▶ **Short exercise a**
In the entries, change "stripe" to "bar" in the part that opens with the line containing "stripe: [1424, 940, 1428, 1073]" and closes with the line containing "stripe: [1553, 675, 1558, 808]", keeping everything else the same. Give back only those lines.

Great news today. Citigroup is returning $20 billion of the federal bail out money. This follows announcements from other banks planning on doing the same.
We’ve bailed out banks, auto companies and what did we get? Some jobs were saved, but as for the greater good of society, bankers and auto makers basically fuel consumption and pollution.
If banks and the auto industry ceased to exist the world would survive. But could we survive without music?
Let’s take the money this time and bail out an industry that actually makes the world a better place — music.
Listen to this piano piece by a musician who knows how tough recessions can be on his industry:
Piano Duets for Christmas by David J. Hahn
What if people like Hahn stopped doing what they do?
It could happen.
“As you might expect, the arts community overall is hit hard whenever a recession sets in,” Hahn explained. “Much of our revenue comes from discretionary spending, charitable contributions and federal/local support, all of which has fallen in the past two years.”
While it’s hard to assess how bad things have gotten for “the working musician community” because it’s “so diverse” he offered some examples:
Classical music institutions have been hit most publicly by the recession. Symphonies from Salt Lake City to Charleston have had to take wage reductions in the past year. Even some of the most elite orchestras - like the Chicago Symphony (2.5%), Milwaukee Symphony (9%), St. Paul Chamber Orchestra (12%) - have signed new contracts with wage reductions for their musicians. In one of the most extreme cases, the Honolulu Symphony was reportedly unable to pay it’s musicians for much of 2009, and finally filed for chapter 11 bankruptcy in November.
Broadway musicians also took a major hit when 11 Broadway shows closed within several months of each other. Between the closings of Xanadu on September 28th, 2008 and Hairspray on January 18th, 2009, 150 musician jobs were liquidated from the New York City theater industry. There are shows that opened or are slated to open in the 2009-2010 season, of course, but that kind of sudden reduction in jobs had a tremendous impact on the theatre musician industry. It was as if everyone on the ladder dropped a few rungs all at once. Musicians that were working their way up from off-Broadway gigs and hoping for a Broadway chair were knocked our of competition for even the off-Broadway work once the market was flooded with all of the elite talent.

▶ **Short exercise b**
Answer these questions using the post on bailing out music:
(i) How much federal bailout money is Citigroup returning?
(ii) How many musician jobs were lost between the closings of Xanadu and Hairspray?
(iii) In what month did the Honolulu Symphony file for chapter 11 bankruptcy?

▶ **Material shown**
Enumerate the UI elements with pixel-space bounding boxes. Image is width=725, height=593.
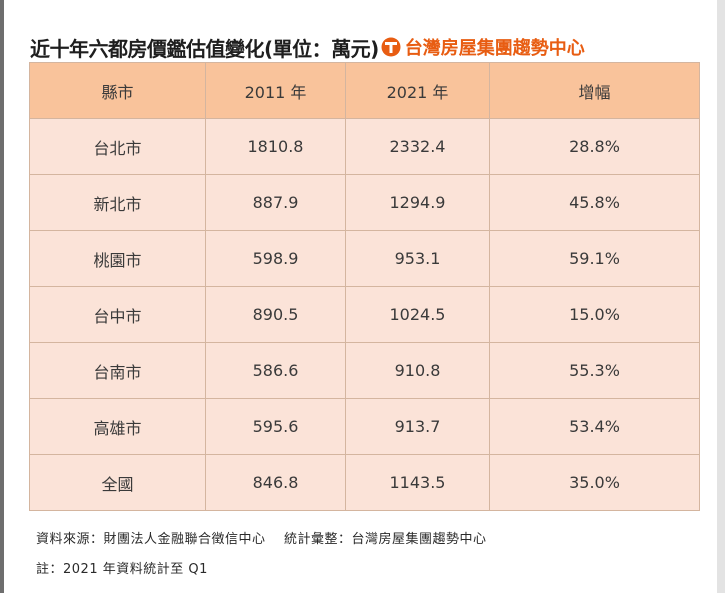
- header-cell-growth: 增幅: [489, 62, 700, 119]
- cell-growth: 28.8%: [489, 118, 700, 175]
- header-cell-2021: 2021 年: [345, 62, 490, 119]
- cell-growth: 55.3%: [489, 342, 700, 399]
- cell-city: 高雄市: [29, 398, 206, 455]
- table-row: 台中市 890.5 1024.5 15.0%: [29, 286, 700, 343]
- cell-value-2021: 2332.4: [345, 118, 490, 175]
- price-table: 縣市 2011 年 2021 年 增幅 台北市 1810.8 2332.4 28…: [29, 62, 700, 511]
- cell-value-2021: 953.1: [345, 230, 490, 287]
- cell-value-2011: 887.9: [205, 174, 346, 231]
- header: 近十年六都房價鑑估值變化(單位：萬元) 台灣房屋集團趨勢中心: [30, 32, 710, 62]
- cell-city: 台南市: [29, 342, 206, 399]
- brand-name: 台灣房屋集團趨勢中心: [404, 38, 585, 59]
- table-row: 全國 846.8 1143.5 35.0%: [29, 454, 700, 511]
- compiled-text: 統計彙整：台灣房屋集團趨勢中心: [284, 532, 487, 547]
- cell-city: 桃園市: [29, 230, 206, 287]
- cell-value-2011: 846.8: [205, 454, 346, 511]
- window-left-edge: [0, 0, 4, 593]
- cell-city: 台中市: [29, 286, 206, 343]
- cell-value-2011: 890.5: [205, 286, 346, 343]
- cell-value-2011: 595.6: [205, 398, 346, 455]
- header-cell-2011: 2011 年: [205, 62, 346, 119]
- table-row: 新北市 887.9 1294.9 45.8%: [29, 174, 700, 231]
- cell-growth: 45.8%: [489, 174, 700, 231]
- window-right-edge: [717, 0, 725, 593]
- cell-city: 全國: [29, 454, 206, 511]
- source-text: 資料來源：財團法人金融聯合徵信中心: [36, 532, 266, 547]
- table-row: 高雄市 595.6 913.7 53.4%: [29, 398, 700, 455]
- cell-growth: 35.0%: [489, 454, 700, 511]
- cell-city: 新北市: [29, 174, 206, 231]
- cell-value-2011: 586.6: [205, 342, 346, 399]
- header-cell-city: 縣市: [29, 62, 206, 119]
- chart-title: 近十年六都房價鑑估值變化(單位：萬元): [30, 36, 379, 61]
- cell-growth: 59.1%: [489, 230, 700, 287]
- cell-growth: 53.4%: [489, 398, 700, 455]
- brand-logo-icon: [381, 37, 401, 57]
- cell-value-2021: 1024.5: [345, 286, 490, 343]
- cell-city: 台北市: [29, 118, 206, 175]
- table-row: 桃園市 598.9 953.1 59.1%: [29, 230, 700, 287]
- table-row: 台南市 586.6 910.8 55.3%: [29, 342, 700, 399]
- cell-value-2021: 1294.9: [345, 174, 490, 231]
- cell-value-2021: 910.8: [345, 342, 490, 399]
- table-header-row: 縣市 2011 年 2021 年 增幅: [29, 62, 700, 119]
- table-row: 台北市 1810.8 2332.4 28.8%: [29, 118, 700, 175]
- cell-value-2021: 1143.5: [345, 454, 490, 511]
- source-footnote: 資料來源：財團法人金融聯合徵信中心 統計彙整：台灣房屋集團趨勢中心: [36, 528, 487, 547]
- cell-value-2021: 913.7: [345, 398, 490, 455]
- cell-value-2011: 598.9: [205, 230, 346, 287]
- note-footnote: 註：2021 年資料統計至 Q1: [36, 562, 208, 577]
- cell-growth: 15.0%: [489, 286, 700, 343]
- cell-value-2011: 1810.8: [205, 118, 346, 175]
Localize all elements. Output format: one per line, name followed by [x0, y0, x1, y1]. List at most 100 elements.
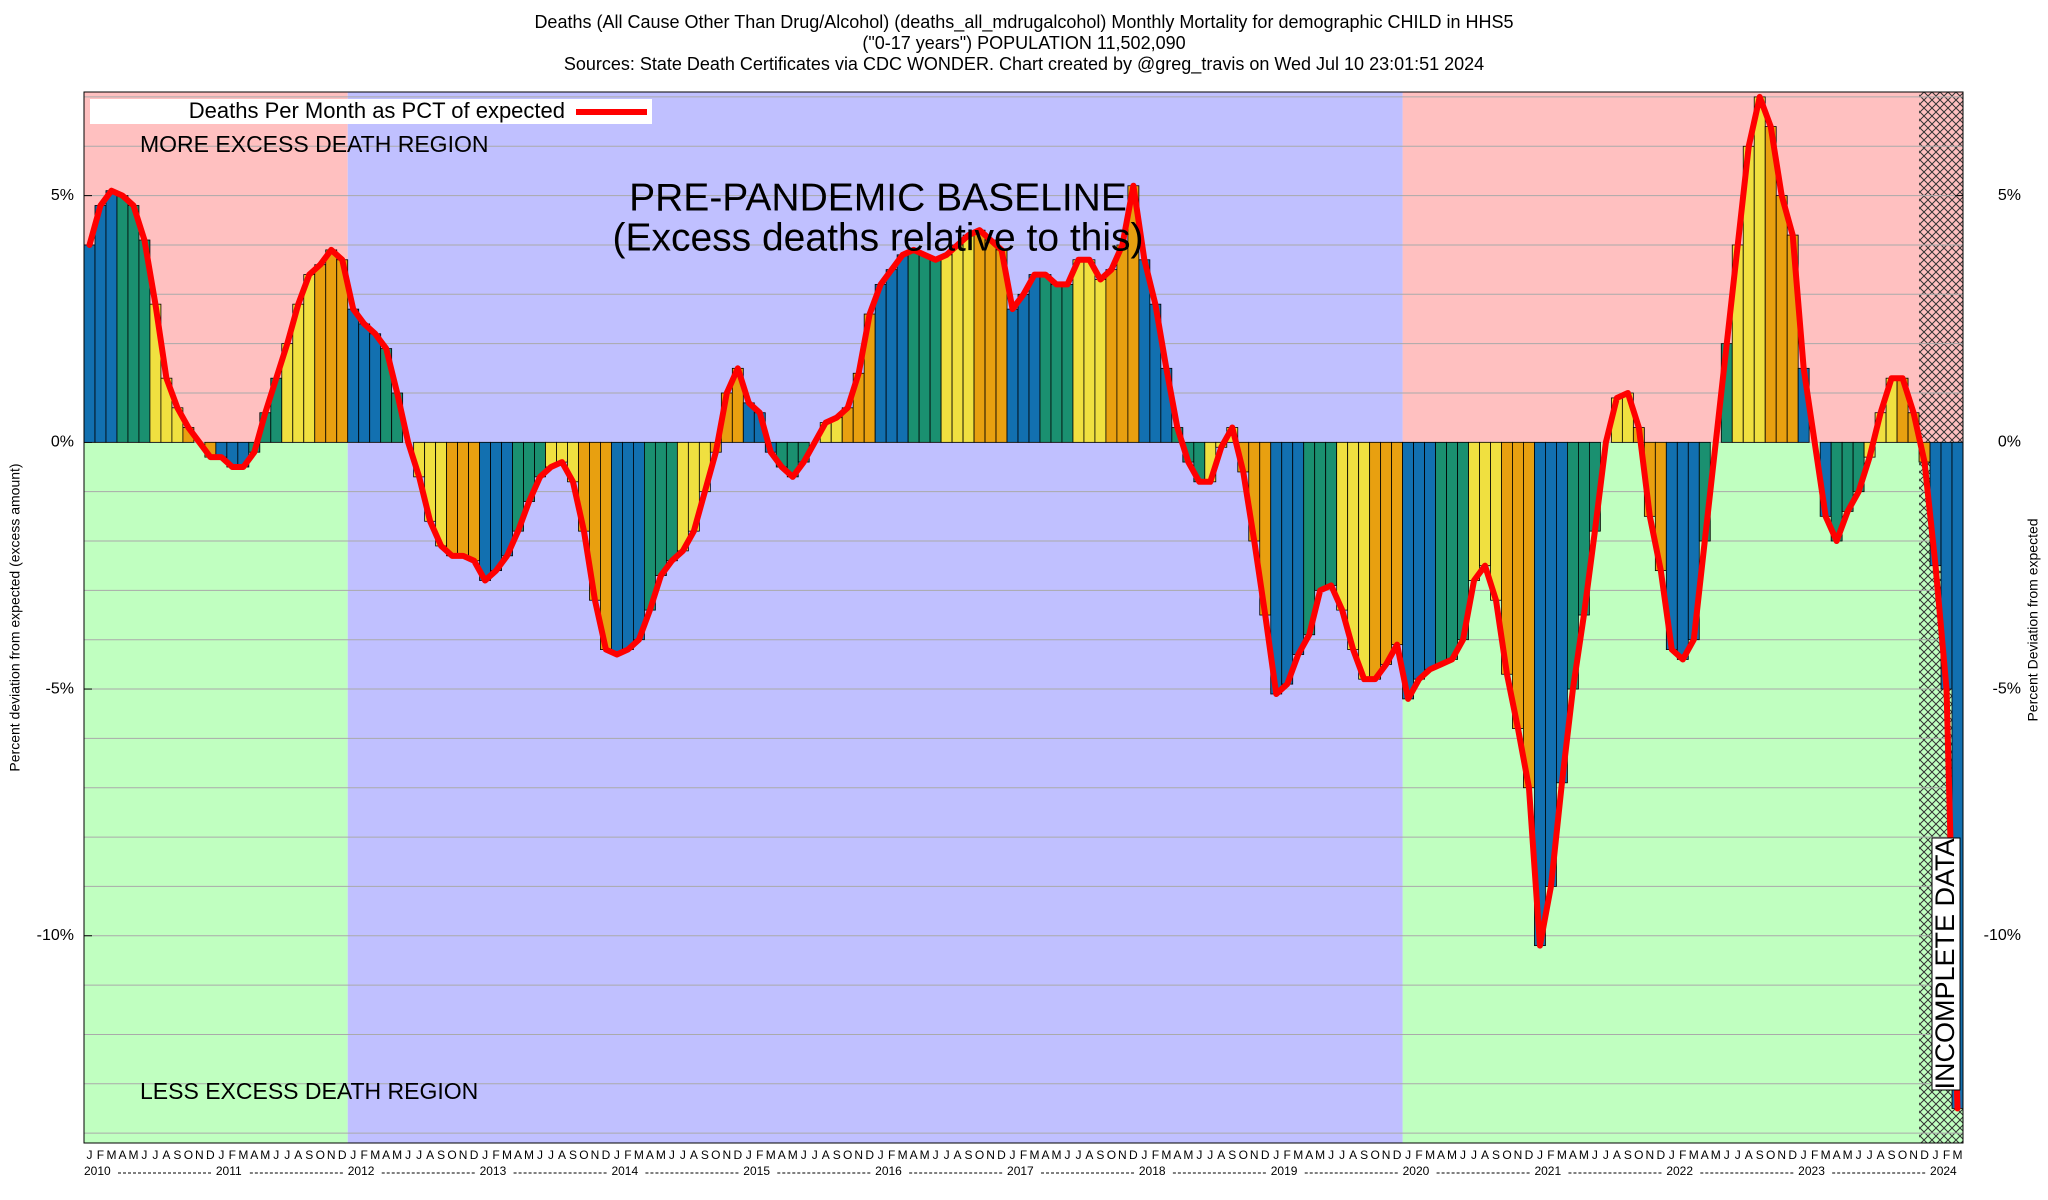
x-tick-label: D: [602, 1148, 611, 1162]
x-tick-label: J: [878, 1148, 884, 1162]
x-tick-label: M: [370, 1148, 380, 1162]
x-tick-label: M: [1293, 1148, 1303, 1162]
x-tick-label: M: [634, 1148, 644, 1162]
x-tick-label: N: [327, 1148, 336, 1162]
x-tick-label: A: [1481, 1148, 1489, 1162]
year-label: 2020: [1403, 1164, 1430, 1178]
x-tick-label: J: [1669, 1148, 1675, 1162]
x-tick-label: M: [1843, 1148, 1853, 1162]
bar: [918, 254, 931, 443]
x-tick-label: M: [106, 1148, 116, 1162]
bar: [940, 254, 953, 443]
x-tick-label: J: [1724, 1148, 1730, 1162]
x-tick-label: A: [1877, 1148, 1885, 1162]
x-tick-label: A: [1349, 1148, 1357, 1162]
year-label: 2010: [84, 1164, 111, 1178]
bar: [1676, 441, 1689, 660]
bar: [1369, 441, 1382, 680]
x-tick-label: A: [1613, 1148, 1621, 1162]
x-tick-label: J: [801, 1148, 807, 1162]
x-tick-label: N: [986, 1148, 995, 1162]
x-tick-label: J: [152, 1148, 158, 1162]
x-tick-label: O: [579, 1148, 588, 1162]
bar: [1028, 274, 1041, 443]
x-tick-label: M: [260, 1148, 270, 1162]
bar: [1512, 441, 1524, 729]
x-tick-label: A: [294, 1148, 302, 1162]
x-tick-label: A: [382, 1148, 390, 1162]
x-tick-label: M: [1029, 1148, 1039, 1162]
x-tick-label: J: [1933, 1148, 1939, 1162]
x-tick-label: J: [1064, 1148, 1070, 1162]
bar: [1083, 259, 1096, 443]
bar: [1380, 441, 1393, 665]
bar: [314, 264, 327, 443]
line-layer: [86, 93, 1961, 1112]
x-tick-label: M: [238, 1148, 248, 1162]
x-tick-label: J: [1471, 1148, 1477, 1162]
x-tick-label: J: [1010, 1148, 1016, 1162]
x-tick-label: J: [416, 1148, 422, 1162]
x-tick-label: A: [954, 1148, 962, 1162]
legend-label: Deaths Per Month as PCT of expected: [189, 98, 565, 123]
year-label: 2016: [875, 1164, 902, 1178]
bar: [468, 441, 480, 562]
x-tick-label: S: [1756, 1148, 1764, 1162]
x-tick-label: F: [1284, 1148, 1291, 1162]
x-tick-label: D: [206, 1148, 215, 1162]
x-tick-label: F: [1943, 1148, 1950, 1162]
bar: [1336, 441, 1349, 611]
x-tick-label: M: [1821, 1148, 1831, 1162]
bar: [1325, 441, 1338, 586]
x-tick-label: A: [558, 1148, 566, 1162]
x-tick-label: M: [1689, 1148, 1699, 1162]
x-tick-label: S: [173, 1148, 181, 1162]
x-tick-label: J: [537, 1148, 543, 1162]
x-tick-label: A: [162, 1148, 170, 1162]
bar: [984, 239, 997, 443]
chart-title: Sources: State Death Certificates via CD…: [564, 54, 1484, 75]
x-tick-label: A: [1041, 1148, 1049, 1162]
x-tick-label: S: [569, 1148, 577, 1162]
bar: [303, 274, 316, 443]
bar: [874, 284, 887, 443]
x-tick-label: M: [766, 1148, 776, 1162]
x-tick-label: M: [920, 1148, 930, 1162]
x-tick-label: S: [1492, 1148, 1500, 1162]
y-tick-label: 5%: [51, 187, 74, 204]
year-label: 2022: [1666, 1164, 1693, 1178]
y-tick-label: -10%: [37, 927, 74, 944]
x-tick-label: D: [997, 1148, 1006, 1162]
x-tick-label: S: [437, 1148, 445, 1162]
year-label: 2011: [216, 1164, 242, 1178]
year-label: 2017: [1007, 1164, 1034, 1178]
annotation: LESS EXCESS DEATH REGION: [140, 1078, 478, 1104]
x-tick-label: D: [1393, 1148, 1402, 1162]
deficit-region: [84, 442, 348, 1143]
x-tick-label: J: [746, 1148, 752, 1162]
x-tick-label: A: [646, 1148, 654, 1162]
x-tick-label: O: [1898, 1148, 1907, 1162]
x-tick-label: S: [1624, 1148, 1632, 1162]
x-tick-label: N: [1118, 1148, 1127, 1162]
x-tick-label: A: [1173, 1148, 1181, 1162]
bar: [1435, 441, 1447, 665]
x-tick-label: J: [1537, 1148, 1543, 1162]
bar: [446, 441, 459, 557]
bar: [1545, 441, 1557, 887]
bar: [457, 441, 469, 557]
y2-tick-label: -10%: [1984, 927, 2021, 944]
x-tick-label: A: [1305, 1148, 1313, 1162]
bar: [929, 259, 942, 443]
bar: [94, 205, 107, 443]
x-tick-label: J: [405, 1148, 411, 1162]
year-label: 2024: [1930, 1164, 1957, 1178]
x-tick-label: S: [1096, 1148, 1104, 1162]
x-tick-label: N: [854, 1148, 863, 1162]
x-tick-label: M: [788, 1148, 798, 1162]
year-label: 2014: [611, 1164, 638, 1178]
bar: [1292, 441, 1305, 655]
x-tick-label: F: [1415, 1148, 1422, 1162]
year-label: 2013: [480, 1164, 507, 1178]
x-tick-label: F: [888, 1148, 895, 1162]
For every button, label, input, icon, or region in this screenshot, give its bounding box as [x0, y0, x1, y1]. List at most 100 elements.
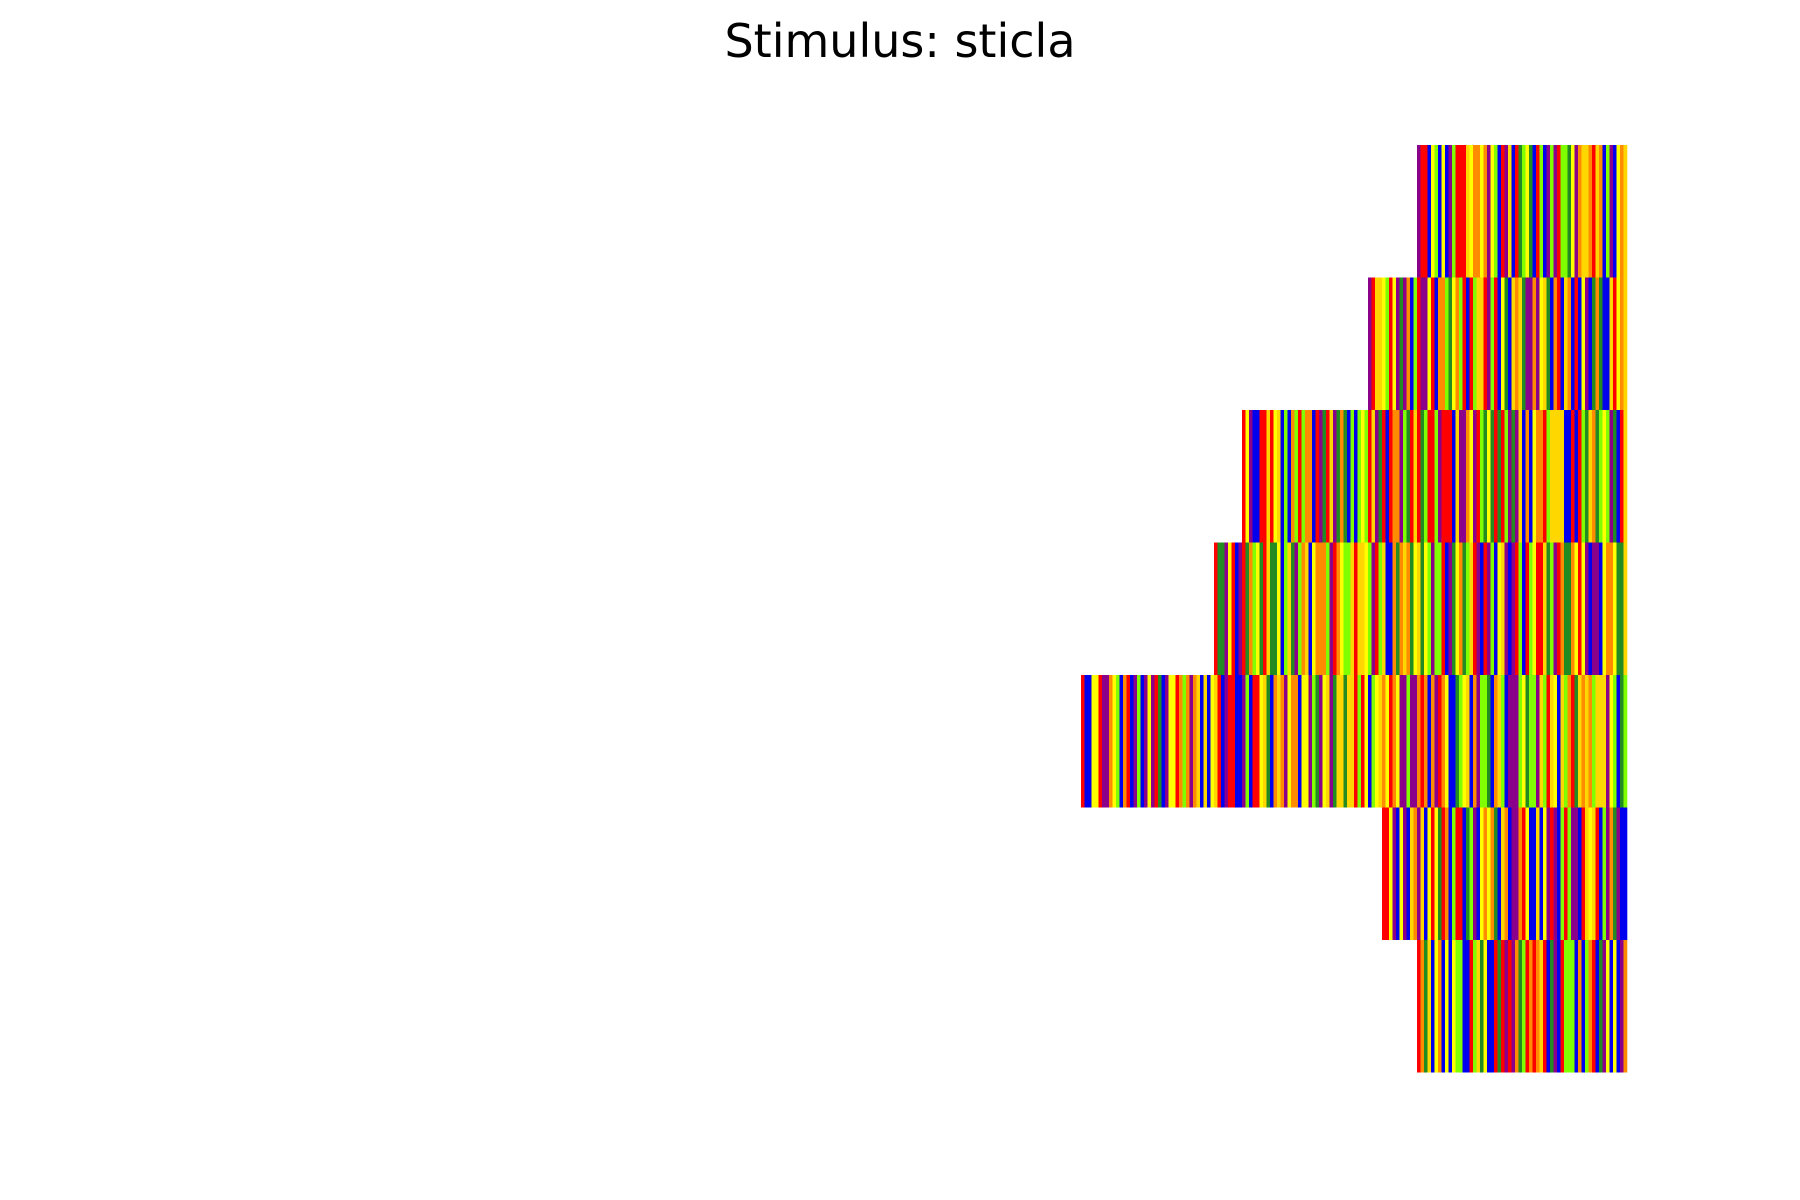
stripe: [1424, 940, 1428, 1073]
stripe: [1476, 675, 1481, 808]
stripe: [1420, 277, 1425, 410]
stripe: [1133, 675, 1138, 808]
stripe: [1585, 940, 1589, 1073]
stripe: [1315, 410, 1320, 543]
stripe: [1382, 277, 1386, 410]
stripe: [1427, 675, 1432, 808]
stripe: [1595, 542, 1600, 675]
stripe: [1494, 410, 1498, 543]
stripe: [1623, 807, 1628, 940]
stripe: [1210, 675, 1215, 808]
stripe: [1392, 410, 1397, 543]
stripe: [1539, 542, 1544, 675]
stripe: [1217, 675, 1222, 808]
stripe: [1553, 940, 1558, 1073]
stripe: [1417, 807, 1421, 940]
stripe: [1553, 675, 1558, 808]
stripe: [1501, 940, 1505, 1073]
stripe: [1340, 675, 1344, 808]
stripe: [1385, 807, 1390, 940]
stripe: [1483, 145, 1488, 278]
stripe: [1305, 542, 1309, 675]
stripe: [1368, 542, 1372, 675]
stripe: [1515, 410, 1519, 543]
stripe: [1102, 675, 1106, 808]
stripe: [1480, 277, 1484, 410]
stripe: [1354, 410, 1358, 543]
stripe: [1406, 277, 1411, 410]
stripe: [1529, 542, 1533, 675]
stripe: [1539, 410, 1544, 543]
stripe: [1518, 145, 1523, 278]
stripe: [1441, 807, 1446, 940]
stripe: [1410, 807, 1414, 940]
stripe: [1599, 675, 1603, 808]
stripe-row-7: [1417, 940, 1628, 1073]
stripe: [1588, 277, 1593, 410]
stripe: [1427, 940, 1432, 1073]
stripe: [1371, 277, 1376, 410]
stripe: [1420, 675, 1425, 808]
stripe: [1382, 542, 1386, 675]
stripe: [1518, 807, 1523, 940]
stripe: [1546, 940, 1551, 1073]
stripe: [1581, 940, 1586, 1073]
stripe: [1270, 675, 1274, 808]
stripe: [1252, 410, 1257, 543]
stripe: [1389, 675, 1393, 808]
stripe: [1322, 410, 1327, 543]
stripe: [1406, 410, 1411, 543]
stripe: [1602, 410, 1607, 543]
stripe: [1098, 675, 1103, 808]
stripe: [1525, 145, 1530, 278]
stripe: [1501, 675, 1505, 808]
stripe: [1487, 940, 1491, 1073]
stripe: [1623, 675, 1628, 808]
stripe: [1417, 145, 1421, 278]
stripe: [1217, 542, 1222, 675]
stripe: [1389, 542, 1393, 675]
stripe: [1494, 145, 1498, 278]
stripe: [1333, 675, 1337, 808]
stripe: [1511, 675, 1516, 808]
stripe: [1623, 277, 1628, 410]
stripe: [1396, 542, 1400, 675]
stripe: [1501, 542, 1505, 675]
stripe: [1277, 542, 1281, 675]
stripe: [1413, 277, 1418, 410]
stripe: [1588, 145, 1593, 278]
stripe: [1445, 940, 1449, 1073]
stripe: [1606, 145, 1610, 278]
stripe: [1301, 410, 1306, 543]
stripe: [1588, 675, 1593, 808]
stripe: [1354, 542, 1358, 675]
stripe: [1560, 410, 1565, 543]
stripe: [1557, 542, 1561, 675]
stripe: [1424, 542, 1428, 675]
stripe: [1396, 675, 1400, 808]
stripe: [1280, 542, 1285, 675]
stripe: [1193, 675, 1197, 808]
stripe: [1473, 675, 1477, 808]
stripe: [1270, 410, 1274, 543]
stripe: [1462, 940, 1467, 1073]
stripe: [1326, 675, 1330, 808]
stripe: [1319, 675, 1323, 808]
stripe: [1480, 410, 1484, 543]
stripe: [1389, 410, 1393, 543]
stripe: [1616, 807, 1621, 940]
stripe: [1284, 542, 1288, 675]
stripe: [1431, 940, 1435, 1073]
stripe: [1469, 410, 1474, 543]
stripe: [1595, 410, 1600, 543]
stripe: [1438, 542, 1442, 675]
stripe: [1567, 410, 1572, 543]
stripe: [1581, 410, 1586, 543]
stripe: [1592, 940, 1596, 1073]
stripe: [1483, 410, 1488, 543]
stripe: [1595, 145, 1600, 278]
stripe: [1238, 542, 1243, 675]
stripe: [1543, 675, 1547, 808]
stripe: [1511, 145, 1516, 278]
stripe: [1483, 542, 1488, 675]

▶ **Expected answer a**
bar: [1424, 940, 1428, 1073]
bar: [1476, 675, 1481, 808]
bar: [1420, 277, 1425, 410]
bar: [1133, 675, 1138, 808]
bar: [1585, 940, 1589, 1073]
bar: [1315, 410, 1320, 543]
bar: [1382, 277, 1386, 410]
bar: [1427, 675, 1432, 808]
bar: [1595, 542, 1600, 675]
bar: [1494, 410, 1498, 543]
bar: [1623, 807, 1628, 940]
bar: [1210, 675, 1215, 808]
bar: [1392, 410, 1397, 543]
bar: [1539, 542, 1544, 675]
bar: [1217, 675, 1222, 808]
bar: [1553, 940, 1558, 1073]
bar: [1417, 807, 1421, 940]
bar: [1553, 675, 1558, 808]

▶ **Expected answer b**
(i) $20 billion
(ii) 150
(iii) November